◆ WHAT IS REQUIRED ◆
Scan the lines below for the string "Hour" and copy every one that has it.

◆ DATA EXTRACT ◆
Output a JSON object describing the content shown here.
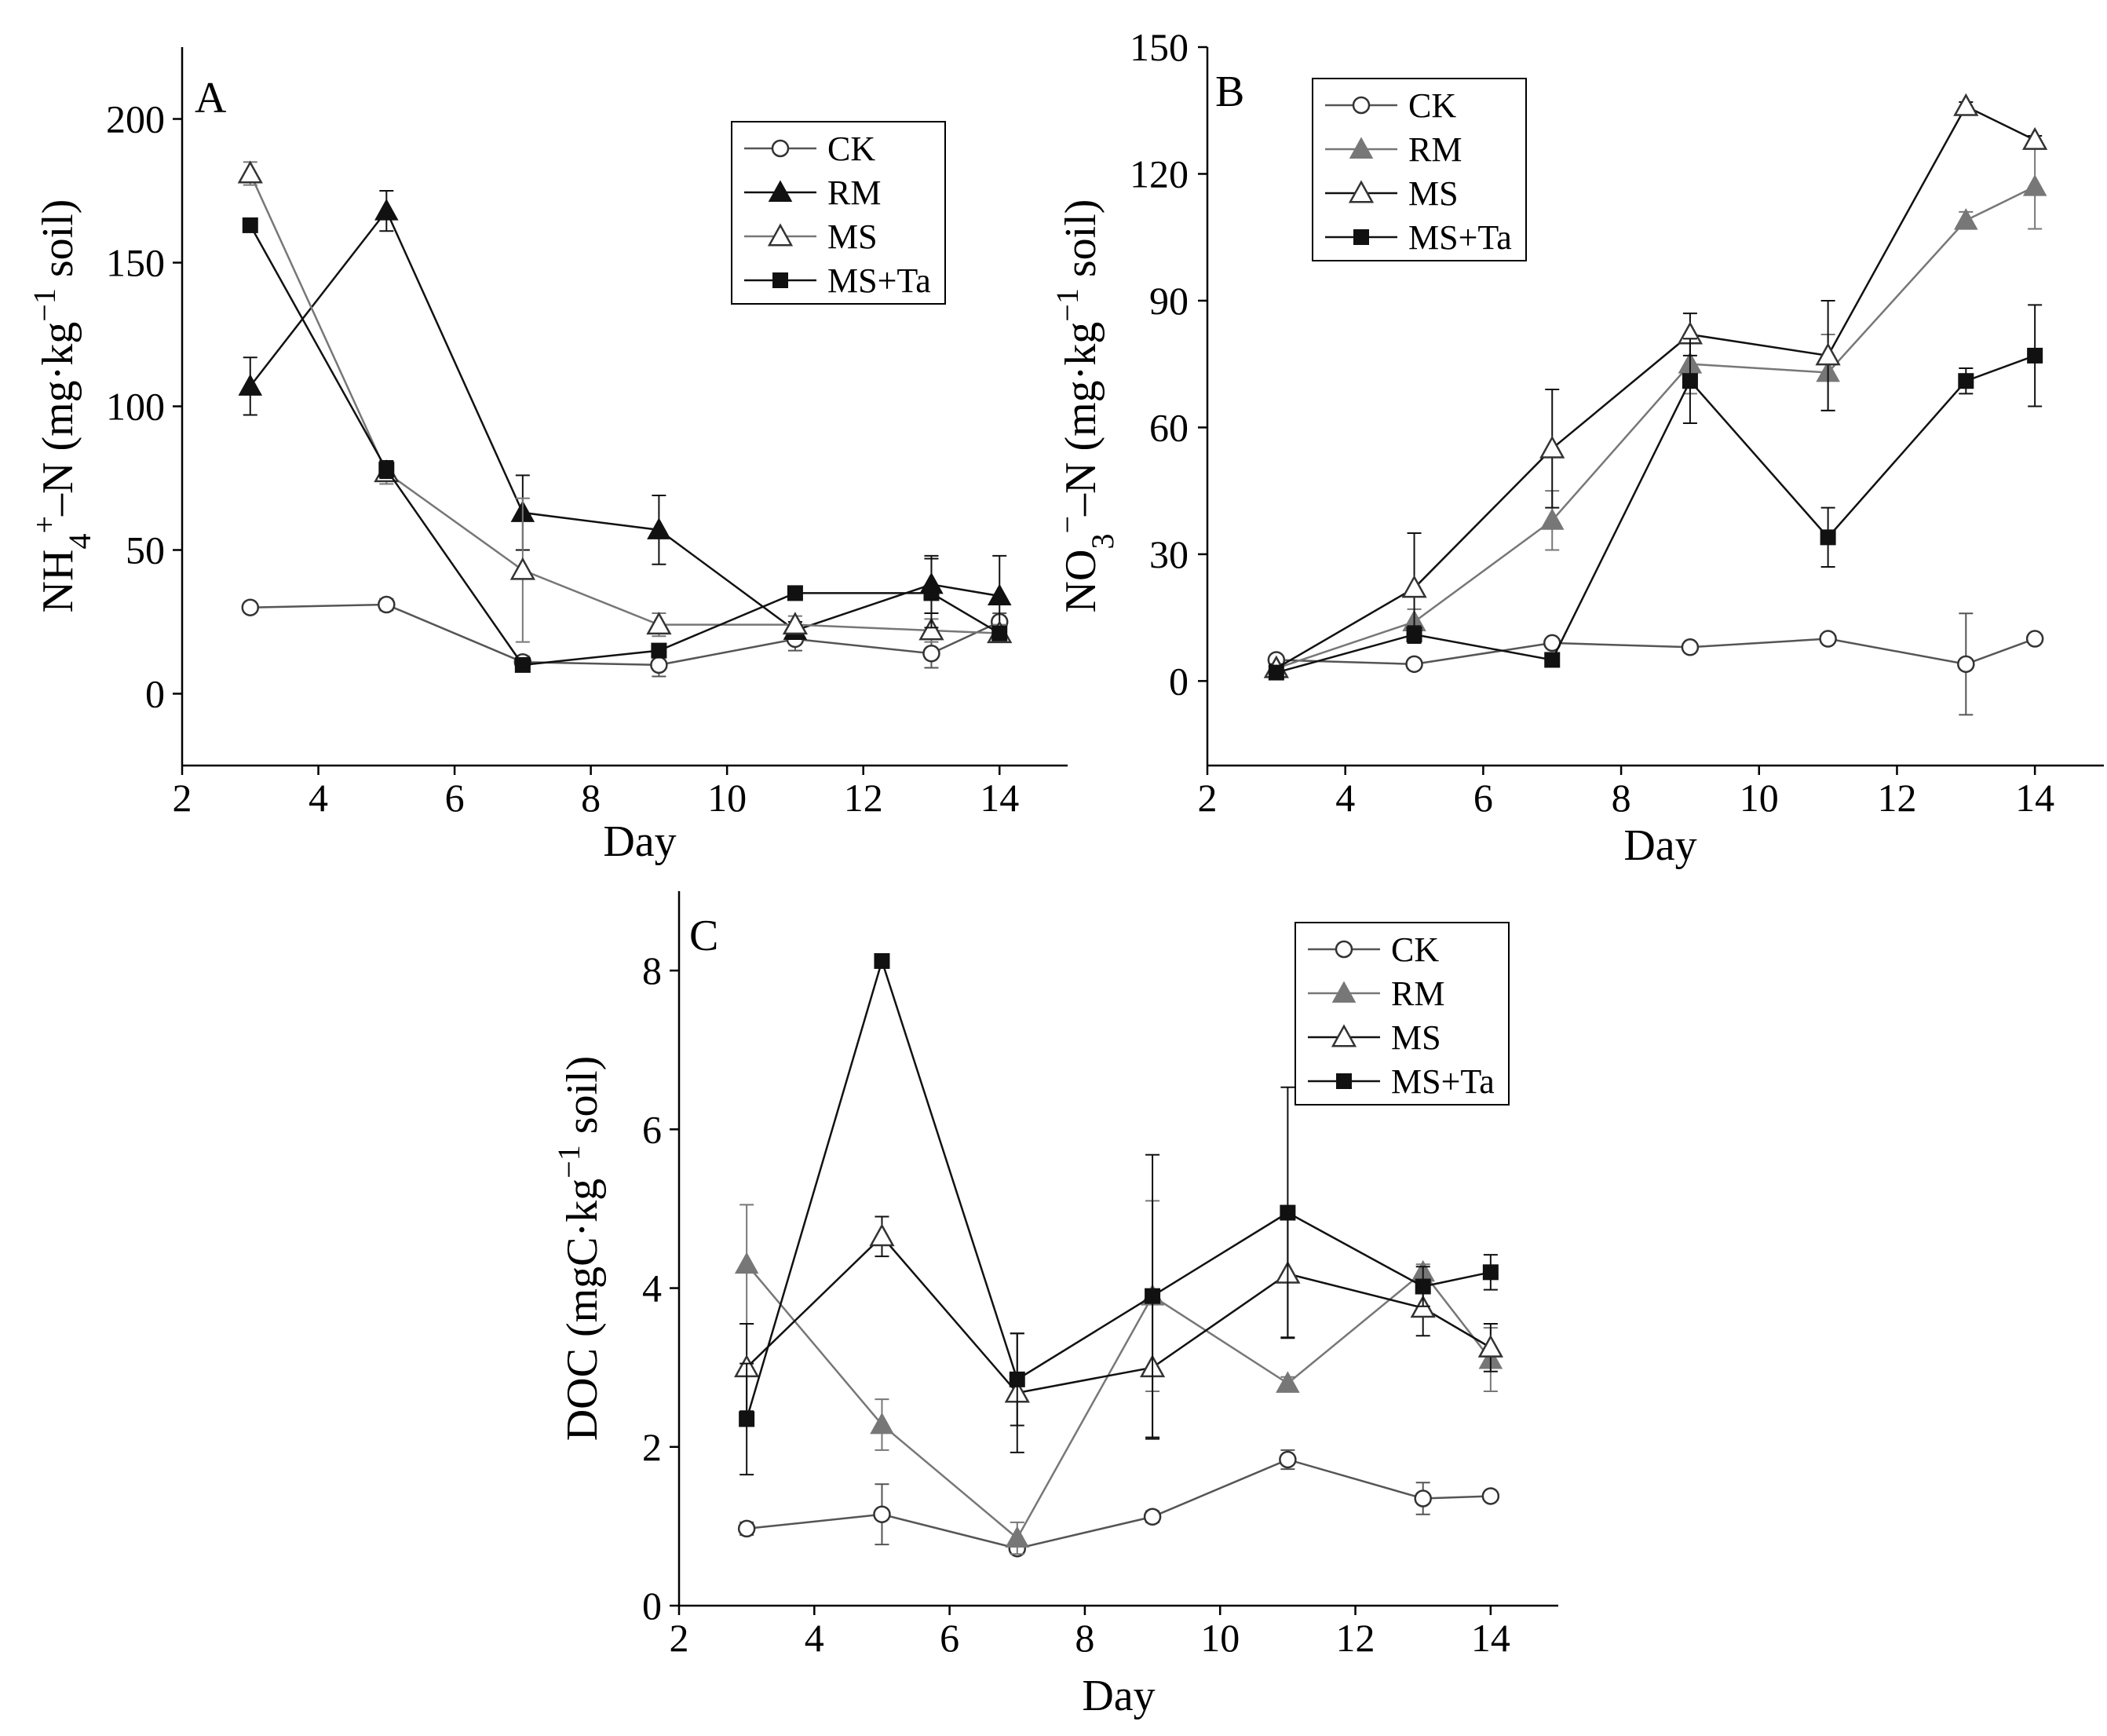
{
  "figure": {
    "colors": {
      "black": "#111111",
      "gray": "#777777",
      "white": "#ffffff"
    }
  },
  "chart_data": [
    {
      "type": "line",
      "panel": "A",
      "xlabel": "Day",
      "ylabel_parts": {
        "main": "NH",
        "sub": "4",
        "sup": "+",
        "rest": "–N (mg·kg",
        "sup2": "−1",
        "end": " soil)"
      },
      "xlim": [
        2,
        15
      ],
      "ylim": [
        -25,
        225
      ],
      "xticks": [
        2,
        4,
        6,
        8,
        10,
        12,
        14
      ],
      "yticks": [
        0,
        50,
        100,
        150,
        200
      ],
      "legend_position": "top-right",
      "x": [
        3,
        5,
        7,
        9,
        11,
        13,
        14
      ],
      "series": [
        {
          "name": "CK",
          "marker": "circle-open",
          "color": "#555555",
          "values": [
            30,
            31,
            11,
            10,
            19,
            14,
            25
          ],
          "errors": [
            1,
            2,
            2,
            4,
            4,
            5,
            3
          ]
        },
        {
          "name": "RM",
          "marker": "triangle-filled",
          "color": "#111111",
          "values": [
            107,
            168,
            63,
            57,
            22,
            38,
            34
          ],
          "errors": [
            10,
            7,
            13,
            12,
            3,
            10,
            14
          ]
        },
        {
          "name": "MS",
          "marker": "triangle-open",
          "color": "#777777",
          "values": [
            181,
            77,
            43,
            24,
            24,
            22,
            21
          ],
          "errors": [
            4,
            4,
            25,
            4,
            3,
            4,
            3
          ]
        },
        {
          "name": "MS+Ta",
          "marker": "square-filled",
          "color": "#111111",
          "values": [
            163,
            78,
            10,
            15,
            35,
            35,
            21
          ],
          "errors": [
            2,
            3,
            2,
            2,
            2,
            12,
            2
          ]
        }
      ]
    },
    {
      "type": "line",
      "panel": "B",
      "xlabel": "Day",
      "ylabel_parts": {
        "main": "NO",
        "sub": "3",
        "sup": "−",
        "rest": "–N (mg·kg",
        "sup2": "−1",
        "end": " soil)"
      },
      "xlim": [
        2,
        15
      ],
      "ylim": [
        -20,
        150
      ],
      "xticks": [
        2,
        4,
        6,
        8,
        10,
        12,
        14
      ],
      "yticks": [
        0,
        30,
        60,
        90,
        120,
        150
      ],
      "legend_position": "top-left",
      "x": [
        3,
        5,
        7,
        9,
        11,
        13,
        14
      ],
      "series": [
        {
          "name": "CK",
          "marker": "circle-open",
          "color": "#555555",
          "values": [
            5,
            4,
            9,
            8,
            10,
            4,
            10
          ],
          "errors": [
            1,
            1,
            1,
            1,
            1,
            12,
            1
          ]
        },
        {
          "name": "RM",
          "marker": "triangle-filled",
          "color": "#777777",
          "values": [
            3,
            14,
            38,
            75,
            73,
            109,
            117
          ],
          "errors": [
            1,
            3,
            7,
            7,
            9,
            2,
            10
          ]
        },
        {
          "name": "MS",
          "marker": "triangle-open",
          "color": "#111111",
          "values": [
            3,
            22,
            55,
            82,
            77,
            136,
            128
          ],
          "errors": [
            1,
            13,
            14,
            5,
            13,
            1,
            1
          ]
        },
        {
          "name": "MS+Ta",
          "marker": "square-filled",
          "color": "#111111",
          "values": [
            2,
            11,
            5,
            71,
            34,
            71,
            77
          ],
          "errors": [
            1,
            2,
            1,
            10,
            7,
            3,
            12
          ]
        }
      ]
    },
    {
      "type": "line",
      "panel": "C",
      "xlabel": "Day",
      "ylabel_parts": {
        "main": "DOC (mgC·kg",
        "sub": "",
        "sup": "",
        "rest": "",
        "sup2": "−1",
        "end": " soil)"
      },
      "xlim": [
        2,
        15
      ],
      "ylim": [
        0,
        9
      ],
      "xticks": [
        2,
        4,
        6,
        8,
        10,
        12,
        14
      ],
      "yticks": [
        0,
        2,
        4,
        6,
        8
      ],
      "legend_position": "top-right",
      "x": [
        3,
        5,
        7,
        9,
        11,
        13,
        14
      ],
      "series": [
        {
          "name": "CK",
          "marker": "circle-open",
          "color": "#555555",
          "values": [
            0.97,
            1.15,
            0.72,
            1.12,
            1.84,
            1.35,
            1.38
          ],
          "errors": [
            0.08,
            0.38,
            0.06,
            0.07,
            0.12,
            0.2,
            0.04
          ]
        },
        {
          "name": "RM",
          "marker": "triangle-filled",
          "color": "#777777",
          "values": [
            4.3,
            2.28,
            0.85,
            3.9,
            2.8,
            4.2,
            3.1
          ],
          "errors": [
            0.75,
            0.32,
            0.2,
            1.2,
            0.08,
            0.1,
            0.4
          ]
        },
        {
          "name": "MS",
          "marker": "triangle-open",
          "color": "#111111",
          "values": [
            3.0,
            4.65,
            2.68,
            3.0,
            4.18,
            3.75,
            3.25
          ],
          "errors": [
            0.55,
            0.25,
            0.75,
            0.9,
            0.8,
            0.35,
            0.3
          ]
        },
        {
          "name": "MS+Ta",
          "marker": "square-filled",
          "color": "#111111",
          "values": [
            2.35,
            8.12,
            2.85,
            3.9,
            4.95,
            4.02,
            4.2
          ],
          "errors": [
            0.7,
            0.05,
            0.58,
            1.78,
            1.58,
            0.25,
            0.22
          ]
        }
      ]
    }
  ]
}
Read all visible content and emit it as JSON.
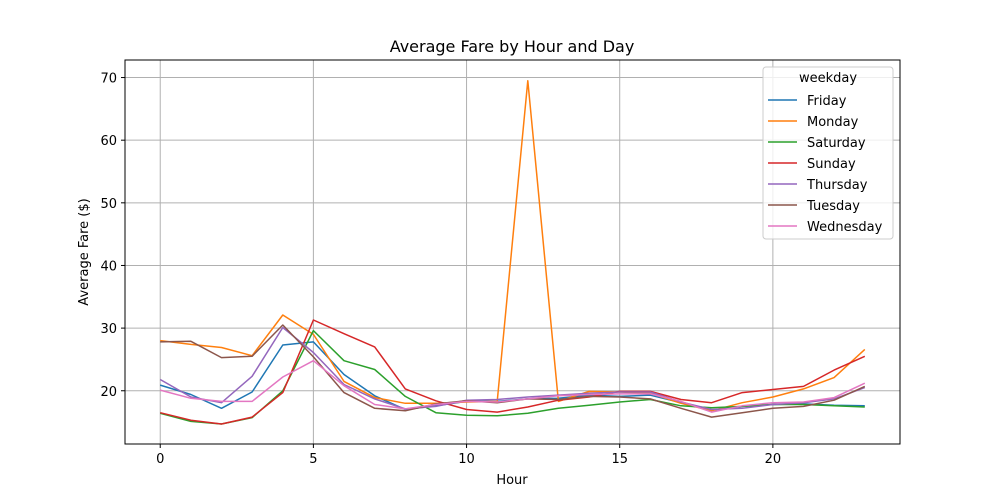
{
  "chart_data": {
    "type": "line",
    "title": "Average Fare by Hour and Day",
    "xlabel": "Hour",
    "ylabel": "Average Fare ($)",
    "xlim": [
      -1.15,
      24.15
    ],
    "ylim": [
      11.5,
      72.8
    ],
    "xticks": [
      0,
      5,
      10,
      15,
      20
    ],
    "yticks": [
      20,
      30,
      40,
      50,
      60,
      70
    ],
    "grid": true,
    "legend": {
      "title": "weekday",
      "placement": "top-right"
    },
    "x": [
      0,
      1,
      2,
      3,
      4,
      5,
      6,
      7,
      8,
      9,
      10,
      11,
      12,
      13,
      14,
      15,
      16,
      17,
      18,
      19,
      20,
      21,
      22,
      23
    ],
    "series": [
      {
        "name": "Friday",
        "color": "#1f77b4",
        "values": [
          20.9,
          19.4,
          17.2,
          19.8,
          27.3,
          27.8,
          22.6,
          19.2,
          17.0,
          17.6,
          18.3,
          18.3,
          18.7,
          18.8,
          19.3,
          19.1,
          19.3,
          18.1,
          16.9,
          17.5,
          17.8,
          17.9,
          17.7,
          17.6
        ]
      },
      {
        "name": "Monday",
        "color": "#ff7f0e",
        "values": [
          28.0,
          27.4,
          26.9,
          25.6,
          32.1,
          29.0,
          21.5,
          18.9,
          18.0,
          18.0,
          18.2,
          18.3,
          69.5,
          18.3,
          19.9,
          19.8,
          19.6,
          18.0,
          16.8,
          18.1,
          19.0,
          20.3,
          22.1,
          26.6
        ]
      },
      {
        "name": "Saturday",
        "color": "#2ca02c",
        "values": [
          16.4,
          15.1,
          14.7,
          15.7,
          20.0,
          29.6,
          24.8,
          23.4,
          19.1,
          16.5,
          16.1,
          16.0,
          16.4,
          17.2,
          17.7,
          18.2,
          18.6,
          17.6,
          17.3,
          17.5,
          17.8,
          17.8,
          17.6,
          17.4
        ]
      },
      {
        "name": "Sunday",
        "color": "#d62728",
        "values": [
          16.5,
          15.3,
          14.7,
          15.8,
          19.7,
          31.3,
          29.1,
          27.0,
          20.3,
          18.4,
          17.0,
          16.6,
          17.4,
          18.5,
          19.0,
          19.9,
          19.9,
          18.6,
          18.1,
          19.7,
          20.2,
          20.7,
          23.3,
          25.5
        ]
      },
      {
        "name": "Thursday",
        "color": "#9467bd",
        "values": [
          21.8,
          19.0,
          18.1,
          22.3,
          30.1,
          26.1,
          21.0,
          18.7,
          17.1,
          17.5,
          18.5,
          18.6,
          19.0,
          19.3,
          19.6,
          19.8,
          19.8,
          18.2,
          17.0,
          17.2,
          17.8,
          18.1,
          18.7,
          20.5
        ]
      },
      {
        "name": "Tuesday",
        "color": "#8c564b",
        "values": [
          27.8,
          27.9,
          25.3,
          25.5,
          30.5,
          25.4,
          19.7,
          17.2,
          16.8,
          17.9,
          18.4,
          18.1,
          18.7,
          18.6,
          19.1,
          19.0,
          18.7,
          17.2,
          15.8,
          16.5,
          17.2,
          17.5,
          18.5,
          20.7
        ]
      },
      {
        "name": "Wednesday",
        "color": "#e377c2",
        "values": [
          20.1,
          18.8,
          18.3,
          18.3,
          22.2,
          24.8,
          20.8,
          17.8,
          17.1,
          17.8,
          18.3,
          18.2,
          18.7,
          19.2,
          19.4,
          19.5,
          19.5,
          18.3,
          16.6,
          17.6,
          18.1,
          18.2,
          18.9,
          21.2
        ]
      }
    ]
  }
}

◆ EXPECTED OUTPUT ◆
    "title": "Average Fare by Hour and Day",
    "xlabel": "Hour",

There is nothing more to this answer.